Stored items:
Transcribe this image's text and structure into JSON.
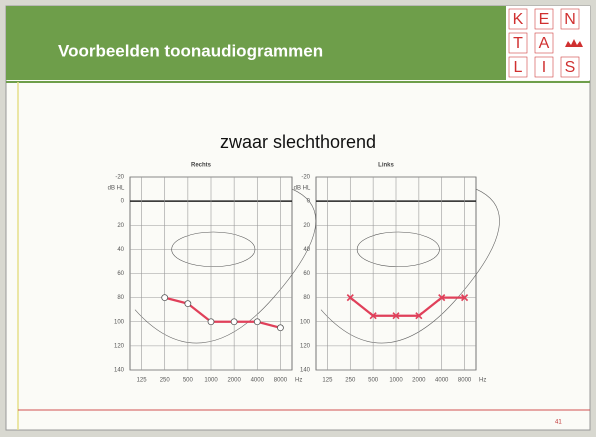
{
  "header": {
    "title": "Voorbeelden toonaudiogrammen",
    "logo": [
      [
        "K",
        "E",
        "N"
      ],
      [
        "T",
        "A"
      ],
      [
        "L",
        "I",
        "S"
      ]
    ]
  },
  "subtitle": "zwaar slechthorend",
  "page_number": "41",
  "chart_data": [
    {
      "type": "line",
      "title": "Rechts",
      "y_label": "dB HL",
      "x_label": "Hz",
      "categories": [
        "125",
        "250",
        "500",
        "1000",
        "2000",
        "4000",
        "8000"
      ],
      "series": [
        {
          "name": "Rechts",
          "color": "#e0405a",
          "values": [
            null,
            80,
            85,
            100,
            100,
            100,
            105
          ]
        }
      ],
      "ylim": [
        -20,
        140
      ],
      "yticks": [
        -20,
        0,
        20,
        40,
        60,
        80,
        100,
        120,
        140
      ],
      "y_inverted": true,
      "grid": true,
      "marker": "circle"
    },
    {
      "type": "line",
      "title": "Links",
      "y_label": "dB HL",
      "x_label": "Hz",
      "categories": [
        "125",
        "250",
        "500",
        "1000",
        "2000",
        "4000",
        "8000"
      ],
      "series": [
        {
          "name": "Links",
          "color": "#e0405a",
          "values": [
            null,
            80,
            95,
            95,
            95,
            80,
            80
          ]
        }
      ],
      "ylim": [
        -20,
        140
      ],
      "yticks": [
        -20,
        0,
        20,
        40,
        60,
        80,
        100,
        120,
        140
      ],
      "y_inverted": true,
      "grid": true,
      "marker": "cross"
    }
  ]
}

Aim -
All of the records above must be copied exactly, except for the pictures.

Written answer -
Transcribe this image's text and structure into JSON.
{
  "header": {
    "title": "Voorbeelden toonaudiogrammen",
    "logo": [
      [
        "K",
        "E",
        "N"
      ],
      [
        "T",
        "A"
      ],
      [
        "L",
        "I",
        "S"
      ]
    ]
  },
  "subtitle": "zwaar slechthorend",
  "page_number": "41",
  "chart_data": [
    {
      "type": "line",
      "title": "Rechts",
      "y_label": "dB HL",
      "x_label": "Hz",
      "categories": [
        "125",
        "250",
        "500",
        "1000",
        "2000",
        "4000",
        "8000"
      ],
      "series": [
        {
          "name": "Rechts",
          "color": "#e0405a",
          "values": [
            null,
            80,
            85,
            100,
            100,
            100,
            105
          ]
        }
      ],
      "ylim": [
        -20,
        140
      ],
      "yticks": [
        -20,
        0,
        20,
        40,
        60,
        80,
        100,
        120,
        140
      ],
      "y_inverted": true,
      "grid": true,
      "marker": "circle"
    },
    {
      "type": "line",
      "title": "Links",
      "y_label": "dB HL",
      "x_label": "Hz",
      "categories": [
        "125",
        "250",
        "500",
        "1000",
        "2000",
        "4000",
        "8000"
      ],
      "series": [
        {
          "name": "Links",
          "color": "#e0405a",
          "values": [
            null,
            80,
            95,
            95,
            95,
            80,
            80
          ]
        }
      ],
      "ylim": [
        -20,
        140
      ],
      "yticks": [
        -20,
        0,
        20,
        40,
        60,
        80,
        100,
        120,
        140
      ],
      "y_inverted": true,
      "grid": true,
      "marker": "cross"
    }
  ]
}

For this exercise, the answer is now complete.